* [Data provided]:
++++++++++

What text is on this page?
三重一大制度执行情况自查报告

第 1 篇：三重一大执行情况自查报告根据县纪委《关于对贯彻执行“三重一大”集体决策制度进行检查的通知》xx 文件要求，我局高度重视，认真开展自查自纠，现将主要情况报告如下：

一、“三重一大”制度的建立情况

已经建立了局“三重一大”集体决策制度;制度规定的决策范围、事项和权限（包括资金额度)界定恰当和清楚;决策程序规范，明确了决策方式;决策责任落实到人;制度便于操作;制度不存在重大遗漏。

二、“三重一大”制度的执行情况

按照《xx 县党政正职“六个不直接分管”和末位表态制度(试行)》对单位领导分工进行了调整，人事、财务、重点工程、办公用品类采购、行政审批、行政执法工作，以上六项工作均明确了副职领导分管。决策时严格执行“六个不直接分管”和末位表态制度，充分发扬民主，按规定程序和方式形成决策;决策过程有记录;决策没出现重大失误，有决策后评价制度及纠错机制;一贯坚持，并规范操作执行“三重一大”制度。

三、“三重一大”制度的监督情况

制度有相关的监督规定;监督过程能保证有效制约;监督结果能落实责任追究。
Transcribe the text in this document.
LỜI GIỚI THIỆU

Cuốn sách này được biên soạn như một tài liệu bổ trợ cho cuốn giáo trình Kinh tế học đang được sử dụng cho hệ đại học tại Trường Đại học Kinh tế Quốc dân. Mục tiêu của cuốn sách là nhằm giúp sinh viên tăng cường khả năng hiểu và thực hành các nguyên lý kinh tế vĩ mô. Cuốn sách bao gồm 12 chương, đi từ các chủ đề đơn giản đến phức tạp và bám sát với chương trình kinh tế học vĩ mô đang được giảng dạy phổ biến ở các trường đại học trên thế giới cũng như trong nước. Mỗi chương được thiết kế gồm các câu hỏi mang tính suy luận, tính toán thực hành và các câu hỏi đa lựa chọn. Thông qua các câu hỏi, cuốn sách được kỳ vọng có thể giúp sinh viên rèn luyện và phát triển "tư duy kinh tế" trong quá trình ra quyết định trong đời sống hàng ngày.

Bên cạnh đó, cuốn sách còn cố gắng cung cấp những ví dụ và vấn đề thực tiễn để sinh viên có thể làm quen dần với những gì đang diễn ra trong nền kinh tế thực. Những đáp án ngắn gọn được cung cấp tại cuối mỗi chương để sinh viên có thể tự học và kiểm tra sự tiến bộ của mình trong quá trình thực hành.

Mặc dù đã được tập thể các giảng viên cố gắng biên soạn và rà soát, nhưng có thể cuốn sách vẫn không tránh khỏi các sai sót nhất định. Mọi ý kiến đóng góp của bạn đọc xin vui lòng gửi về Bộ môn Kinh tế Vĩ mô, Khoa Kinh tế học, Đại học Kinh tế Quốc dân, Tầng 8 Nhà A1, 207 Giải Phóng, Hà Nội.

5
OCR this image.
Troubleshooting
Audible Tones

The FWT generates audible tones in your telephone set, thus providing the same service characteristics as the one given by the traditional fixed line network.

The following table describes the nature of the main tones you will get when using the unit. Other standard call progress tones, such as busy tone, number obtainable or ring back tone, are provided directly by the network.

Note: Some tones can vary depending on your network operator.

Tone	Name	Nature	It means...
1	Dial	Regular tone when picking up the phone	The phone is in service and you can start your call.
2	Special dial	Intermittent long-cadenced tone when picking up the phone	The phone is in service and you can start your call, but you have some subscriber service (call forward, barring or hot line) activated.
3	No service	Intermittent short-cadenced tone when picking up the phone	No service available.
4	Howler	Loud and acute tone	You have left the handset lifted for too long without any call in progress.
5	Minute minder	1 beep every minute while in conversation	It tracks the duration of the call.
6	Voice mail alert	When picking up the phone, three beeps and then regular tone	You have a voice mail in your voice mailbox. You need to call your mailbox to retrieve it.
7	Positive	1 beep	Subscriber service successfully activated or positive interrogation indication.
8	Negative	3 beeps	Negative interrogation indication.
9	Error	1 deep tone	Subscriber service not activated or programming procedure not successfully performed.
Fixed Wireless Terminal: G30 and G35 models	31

++++++++++

Copy out all lines above that include the string "picking".

* [Answer to this problem]:
1	Dial	Regular tone when picking up the phone	The phone is in service and you can start your call.
2	Special dial	Intermittent long-cadenced tone when picking up the phone	The phone is in service and you can start your call, but you have some subscriber service (call forward, barring or hot line) activated.
3	No service	Intermittent short-cadenced tone when picking up the phone	No service available.
6	Voice mail alert	When picking up the phone, three beeps and then regular tone	You have a voice mail in your voice mailbox. You need to call your mailbox to retrieve it.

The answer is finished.